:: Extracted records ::

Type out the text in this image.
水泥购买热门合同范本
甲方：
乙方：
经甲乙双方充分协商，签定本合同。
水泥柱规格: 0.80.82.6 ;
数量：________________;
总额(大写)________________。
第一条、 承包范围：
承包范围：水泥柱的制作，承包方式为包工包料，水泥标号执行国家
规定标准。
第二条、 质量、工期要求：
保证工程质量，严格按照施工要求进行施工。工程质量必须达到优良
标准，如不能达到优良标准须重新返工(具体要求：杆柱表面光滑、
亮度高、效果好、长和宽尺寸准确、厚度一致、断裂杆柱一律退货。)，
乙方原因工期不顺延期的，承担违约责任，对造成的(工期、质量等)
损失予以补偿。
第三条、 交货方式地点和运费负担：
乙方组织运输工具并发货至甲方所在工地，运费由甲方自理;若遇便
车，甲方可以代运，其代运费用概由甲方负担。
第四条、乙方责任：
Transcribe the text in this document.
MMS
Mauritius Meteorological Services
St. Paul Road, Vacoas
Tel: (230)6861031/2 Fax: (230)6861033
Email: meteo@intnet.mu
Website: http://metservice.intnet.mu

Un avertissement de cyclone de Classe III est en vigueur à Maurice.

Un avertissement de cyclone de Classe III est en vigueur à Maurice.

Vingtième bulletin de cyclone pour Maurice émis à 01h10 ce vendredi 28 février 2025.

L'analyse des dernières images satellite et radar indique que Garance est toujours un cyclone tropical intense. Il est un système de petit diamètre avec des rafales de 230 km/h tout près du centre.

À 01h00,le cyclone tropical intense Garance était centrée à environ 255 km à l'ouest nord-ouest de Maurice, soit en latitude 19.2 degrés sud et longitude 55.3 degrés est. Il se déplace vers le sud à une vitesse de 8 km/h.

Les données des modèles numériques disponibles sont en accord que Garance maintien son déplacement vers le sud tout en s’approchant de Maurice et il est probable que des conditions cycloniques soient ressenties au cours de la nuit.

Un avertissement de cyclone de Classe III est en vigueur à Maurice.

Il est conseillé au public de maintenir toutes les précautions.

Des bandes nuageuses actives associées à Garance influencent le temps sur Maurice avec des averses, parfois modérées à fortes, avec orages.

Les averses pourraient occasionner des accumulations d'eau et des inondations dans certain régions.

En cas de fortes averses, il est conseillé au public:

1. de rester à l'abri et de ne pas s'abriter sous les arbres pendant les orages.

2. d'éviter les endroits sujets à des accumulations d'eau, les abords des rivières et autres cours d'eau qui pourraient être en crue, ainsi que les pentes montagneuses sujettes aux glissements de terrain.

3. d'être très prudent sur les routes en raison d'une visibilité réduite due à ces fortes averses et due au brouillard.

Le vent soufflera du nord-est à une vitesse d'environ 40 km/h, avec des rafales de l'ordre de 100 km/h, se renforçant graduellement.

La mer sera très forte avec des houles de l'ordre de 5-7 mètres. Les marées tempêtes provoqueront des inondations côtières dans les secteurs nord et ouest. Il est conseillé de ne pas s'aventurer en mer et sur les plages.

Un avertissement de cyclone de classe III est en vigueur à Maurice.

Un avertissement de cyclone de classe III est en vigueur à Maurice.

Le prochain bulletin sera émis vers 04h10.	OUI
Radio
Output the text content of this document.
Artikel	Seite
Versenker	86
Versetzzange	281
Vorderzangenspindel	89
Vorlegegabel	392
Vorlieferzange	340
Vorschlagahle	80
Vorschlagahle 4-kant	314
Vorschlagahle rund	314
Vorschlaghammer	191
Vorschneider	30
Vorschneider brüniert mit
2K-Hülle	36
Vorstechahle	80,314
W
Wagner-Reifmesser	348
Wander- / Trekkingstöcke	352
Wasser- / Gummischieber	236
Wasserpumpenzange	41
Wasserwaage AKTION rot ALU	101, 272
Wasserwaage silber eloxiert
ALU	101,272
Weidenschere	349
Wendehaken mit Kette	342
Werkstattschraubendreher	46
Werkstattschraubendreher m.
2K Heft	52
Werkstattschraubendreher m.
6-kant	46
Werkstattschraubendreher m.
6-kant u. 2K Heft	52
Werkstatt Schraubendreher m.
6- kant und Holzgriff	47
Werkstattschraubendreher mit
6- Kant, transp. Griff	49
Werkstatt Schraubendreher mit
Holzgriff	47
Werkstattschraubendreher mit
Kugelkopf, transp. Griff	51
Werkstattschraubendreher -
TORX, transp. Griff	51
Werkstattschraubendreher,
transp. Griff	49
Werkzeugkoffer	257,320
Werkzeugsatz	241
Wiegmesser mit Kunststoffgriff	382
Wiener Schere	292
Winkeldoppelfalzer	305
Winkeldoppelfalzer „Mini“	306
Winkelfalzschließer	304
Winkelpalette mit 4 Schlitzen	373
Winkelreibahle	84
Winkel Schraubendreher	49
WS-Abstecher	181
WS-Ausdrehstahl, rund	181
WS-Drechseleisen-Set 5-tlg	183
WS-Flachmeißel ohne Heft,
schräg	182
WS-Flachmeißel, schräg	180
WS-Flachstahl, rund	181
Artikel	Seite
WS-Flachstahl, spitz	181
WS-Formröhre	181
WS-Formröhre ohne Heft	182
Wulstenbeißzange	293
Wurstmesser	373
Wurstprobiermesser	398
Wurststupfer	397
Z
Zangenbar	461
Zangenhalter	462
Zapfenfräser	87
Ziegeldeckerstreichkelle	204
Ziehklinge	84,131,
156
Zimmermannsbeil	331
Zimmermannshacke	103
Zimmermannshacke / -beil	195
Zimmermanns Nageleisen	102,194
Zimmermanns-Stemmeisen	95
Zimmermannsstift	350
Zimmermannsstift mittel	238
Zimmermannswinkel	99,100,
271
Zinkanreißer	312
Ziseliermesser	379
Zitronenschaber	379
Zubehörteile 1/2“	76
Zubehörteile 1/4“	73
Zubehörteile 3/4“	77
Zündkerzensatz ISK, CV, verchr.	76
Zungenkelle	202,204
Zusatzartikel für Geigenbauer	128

:: TASK DIRECTIONS ::
How many of these lines contain "Vorschlagahle"? Write only the number.

:: EXPECTED ANSWER ::
3